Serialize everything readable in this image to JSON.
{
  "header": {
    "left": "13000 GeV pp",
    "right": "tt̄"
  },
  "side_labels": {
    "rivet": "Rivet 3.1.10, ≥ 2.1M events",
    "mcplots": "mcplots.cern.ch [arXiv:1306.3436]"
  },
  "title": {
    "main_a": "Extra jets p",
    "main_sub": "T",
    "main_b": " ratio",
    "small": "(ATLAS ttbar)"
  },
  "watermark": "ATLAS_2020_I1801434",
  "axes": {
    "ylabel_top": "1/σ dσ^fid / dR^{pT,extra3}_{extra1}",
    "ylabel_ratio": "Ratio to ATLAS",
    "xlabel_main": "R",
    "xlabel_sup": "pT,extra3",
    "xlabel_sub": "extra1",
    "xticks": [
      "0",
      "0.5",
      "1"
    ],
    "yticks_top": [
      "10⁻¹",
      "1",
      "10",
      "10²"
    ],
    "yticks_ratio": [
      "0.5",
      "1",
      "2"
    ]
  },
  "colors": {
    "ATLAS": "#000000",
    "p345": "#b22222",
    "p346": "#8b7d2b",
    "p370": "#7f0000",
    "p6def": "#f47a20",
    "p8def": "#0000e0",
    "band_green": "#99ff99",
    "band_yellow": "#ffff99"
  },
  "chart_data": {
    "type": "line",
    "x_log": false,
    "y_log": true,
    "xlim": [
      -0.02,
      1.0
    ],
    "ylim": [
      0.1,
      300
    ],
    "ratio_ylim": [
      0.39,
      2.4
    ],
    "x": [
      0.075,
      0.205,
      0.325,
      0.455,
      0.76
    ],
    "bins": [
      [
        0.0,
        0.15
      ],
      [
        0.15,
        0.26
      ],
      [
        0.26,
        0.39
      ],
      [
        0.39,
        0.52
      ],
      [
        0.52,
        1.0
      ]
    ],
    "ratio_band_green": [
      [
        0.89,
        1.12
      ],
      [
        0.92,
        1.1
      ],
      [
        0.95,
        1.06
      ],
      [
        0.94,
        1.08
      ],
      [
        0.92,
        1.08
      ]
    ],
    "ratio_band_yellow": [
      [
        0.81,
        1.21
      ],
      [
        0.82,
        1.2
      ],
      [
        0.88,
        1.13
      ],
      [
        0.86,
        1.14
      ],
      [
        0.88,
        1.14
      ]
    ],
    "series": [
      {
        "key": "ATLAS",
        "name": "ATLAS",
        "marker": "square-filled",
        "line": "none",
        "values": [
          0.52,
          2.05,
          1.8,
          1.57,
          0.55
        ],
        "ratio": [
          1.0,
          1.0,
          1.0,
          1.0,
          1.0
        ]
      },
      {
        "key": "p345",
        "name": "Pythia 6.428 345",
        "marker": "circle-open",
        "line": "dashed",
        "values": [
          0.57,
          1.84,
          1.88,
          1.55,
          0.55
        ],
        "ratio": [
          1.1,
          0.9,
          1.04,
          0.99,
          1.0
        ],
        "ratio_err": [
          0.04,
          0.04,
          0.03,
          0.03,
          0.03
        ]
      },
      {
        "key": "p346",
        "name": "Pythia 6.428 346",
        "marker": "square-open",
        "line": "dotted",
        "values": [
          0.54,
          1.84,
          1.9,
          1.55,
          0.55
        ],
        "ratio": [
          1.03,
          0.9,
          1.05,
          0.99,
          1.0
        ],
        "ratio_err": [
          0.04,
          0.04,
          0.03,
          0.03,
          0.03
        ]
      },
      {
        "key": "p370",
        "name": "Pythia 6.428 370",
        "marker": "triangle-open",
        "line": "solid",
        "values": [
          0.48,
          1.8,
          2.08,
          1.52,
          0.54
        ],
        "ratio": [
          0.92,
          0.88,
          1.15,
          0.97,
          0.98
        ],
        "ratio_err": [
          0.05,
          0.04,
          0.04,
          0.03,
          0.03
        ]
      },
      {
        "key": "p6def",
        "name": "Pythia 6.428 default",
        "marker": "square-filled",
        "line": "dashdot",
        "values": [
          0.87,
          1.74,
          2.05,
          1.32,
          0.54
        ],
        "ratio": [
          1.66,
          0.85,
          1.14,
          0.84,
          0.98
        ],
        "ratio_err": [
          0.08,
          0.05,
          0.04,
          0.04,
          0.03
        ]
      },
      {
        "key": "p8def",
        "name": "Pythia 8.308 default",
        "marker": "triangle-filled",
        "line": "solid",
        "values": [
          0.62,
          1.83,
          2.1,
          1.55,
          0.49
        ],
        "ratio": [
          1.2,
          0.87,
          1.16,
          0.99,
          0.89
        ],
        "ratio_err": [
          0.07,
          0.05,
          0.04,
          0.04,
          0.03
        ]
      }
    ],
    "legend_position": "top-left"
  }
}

********

■ **Task directions**: Please output the entire listing exactly as it stands.

■ **Reply**:
Serialize everything readable in this image to JSON.
{
  "header": {
    "left": "13000 GeV pp",
    "right": "tt̄"
  },
  "side_labels": {
    "rivet": "Rivet 3.1.10, ≥ 2.1M events",
    "mcplots": "mcplots.cern.ch [arXiv:1306.3436]"
  },
  "title": {
    "main_a": "Extra jets p",
    "main_sub": "T",
    "main_b": " ratio",
    "small": "(ATLAS ttbar)"
  },
  "watermark": "ATLAS_2020_I1801434",
  "axes": {
    "ylabel_top": "1/σ dσ^fid / dR^{pT,extra3}_{extra1}",
    "ylabel_ratio": "Ratio to ATLAS",
    "xlabel_main": "R",
    "xlabel_sup": "pT,extra3",
    "xlabel_sub": "extra1",
    "xticks": [
      "0",
      "0.5",
      "1"
    ],
    "yticks_top": [
      "10⁻¹",
      "1",
      "10",
      "10²"
    ],
    "yticks_ratio": [
      "0.5",
      "1",
      "2"
    ]
  },
  "colors": {
    "ATLAS": "#000000",
    "p345": "#b22222",
    "p346": "#8b7d2b",
    "p370": "#7f0000",
    "p6def": "#f47a20",
    "p8def": "#0000e0",
    "band_green": "#99ff99",
    "band_yellow": "#ffff99"
  },
  "chart_data": {
    "type": "line",
    "x_log": false,
    "y_log": true,
    "xlim": [
      -0.02,
      1.0
    ],
    "ylim": [
      0.1,
      300
    ],
    "ratio_ylim": [
      0.39,
      2.4
    ],
    "x": [
      0.075,
      0.205,
      0.325,
      0.455,
      0.76
    ],
    "bins": [
      [
        0.0,
        0.15
      ],
      [
        0.15,
        0.26
      ],
      [
        0.26,
        0.39
      ],
      [
        0.39,
        0.52
      ],
      [
        0.52,
        1.0
      ]
    ],
    "ratio_band_green": [
      [
        0.89,
        1.12
      ],
      [
        0.92,
        1.1
      ],
      [
        0.95,
        1.06
      ],
      [
        0.94,
        1.08
      ],
      [
        0.92,
        1.08
      ]
    ],
    "ratio_band_yellow": [
      [
        0.81,
        1.21
      ],
      [
        0.82,
        1.2
      ],
      [
        0.88,
        1.13
      ],
      [
        0.86,
        1.14
      ],
      [
        0.88,
        1.14
      ]
    ],
    "series": [
      {
        "key": "ATLAS",
        "name": "ATLAS",
        "marker": "square-filled",
        "line": "none",
        "values": [
          0.52,
          2.05,
          1.8,
          1.57,
          0.55
        ],
        "ratio": [
          1.0,
          1.0,
          1.0,
          1.0,
          1.0
        ]
      },
      {
        "key": "p345",
        "name": "Pythia 6.428 345",
        "marker": "circle-open",
        "line": "dashed",
        "values": [
          0.57,
          1.84,
          1.88,
          1.55,
          0.55
        ],
        "ratio": [
          1.1,
          0.9,
          1.04,
          0.99,
          1.0
        ],
        "ratio_err": [
          0.04,
          0.04,
          0.03,
          0.03,
          0.03
        ]
      },
      {
        "key": "p346",
        "name": "Pythia 6.428 346",
        "marker": "square-open",
        "line": "dotted",
        "values": [
          0.54,
          1.84,
          1.9,
          1.55,
          0.55
        ],
        "ratio": [
          1.03,
          0.9,
          1.05,
          0.99,
          1.0
        ],
        "ratio_err": [
          0.04,
          0.04,
          0.03,
          0.03,
          0.03
        ]
      },
      {
        "key": "p370",
        "name": "Pythia 6.428 370",
        "marker": "triangle-open",
        "line": "solid",
        "values": [
          0.48,
          1.8,
          2.08,
          1.52,
          0.54
        ],
        "ratio": [
          0.92,
          0.88,
          1.15,
          0.97,
          0.98
        ],
        "ratio_err": [
          0.05,
          0.04,
          0.04,
          0.03,
          0.03
        ]
      },
      {
        "key": "p6def",
        "name": "Pythia 6.428 default",
        "marker": "square-filled",
        "line": "dashdot",
        "values": [
          0.87,
          1.74,
          2.05,
          1.32,
          0.54
        ],
        "ratio": [
          1.66,
          0.85,
          1.14,
          0.84,
          0.98
        ],
        "ratio_err": [
          0.08,
          0.05,
          0.04,
          0.04,
          0.03
        ]
      },
      {
        "key": "p8def",
        "name": "Pythia 8.308 default",
        "marker": "triangle-filled",
        "line": "solid",
        "values": [
          0.62,
          1.83,
          2.1,
          1.55,
          0.49
        ],
        "ratio": [
          1.2,
          0.87,
          1.16,
          0.99,
          0.89
        ],
        "ratio_err": [
          0.07,
          0.05,
          0.04,
          0.04,
          0.03
        ]
      }
    ],
    "legend_position": "top-left"
  }
}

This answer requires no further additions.